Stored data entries
"""
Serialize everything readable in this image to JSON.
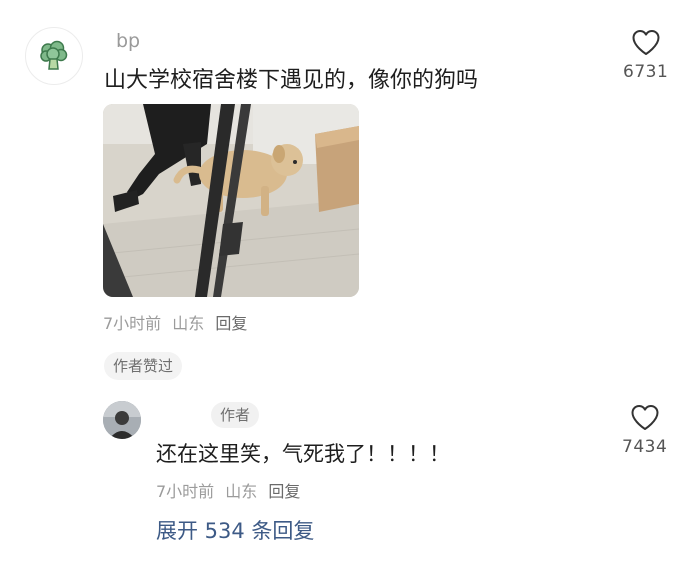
{
  "comment": {
    "username": "bp",
    "text": "山大学校宿舍楼下遇见的，像你的狗吗",
    "like_count": "6731",
    "meta": {
      "time": "7小时前",
      "location": "山东",
      "reply_label": "回复"
    },
    "author_liked_badge": "作者赞过",
    "avatar_icon": "broccoli-icon",
    "image_subject": "dog"
  },
  "reply": {
    "author_tag": "作者",
    "text": "还在这里笑，气死我了！！！！",
    "like_count": "7434",
    "meta": {
      "time": "7小时前",
      "location": "山东",
      "reply_label": "回复"
    }
  },
  "expand_replies": {
    "label": "展开 534 条回复"
  },
  "colors": {
    "link": "#3d5a86",
    "muted": "#9b9b9b",
    "icon_stroke": "#333333"
  }
}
"""
## Problem statement
Find every line of the data that holds the string "text", then say how many there are and nothing else.

## The result
2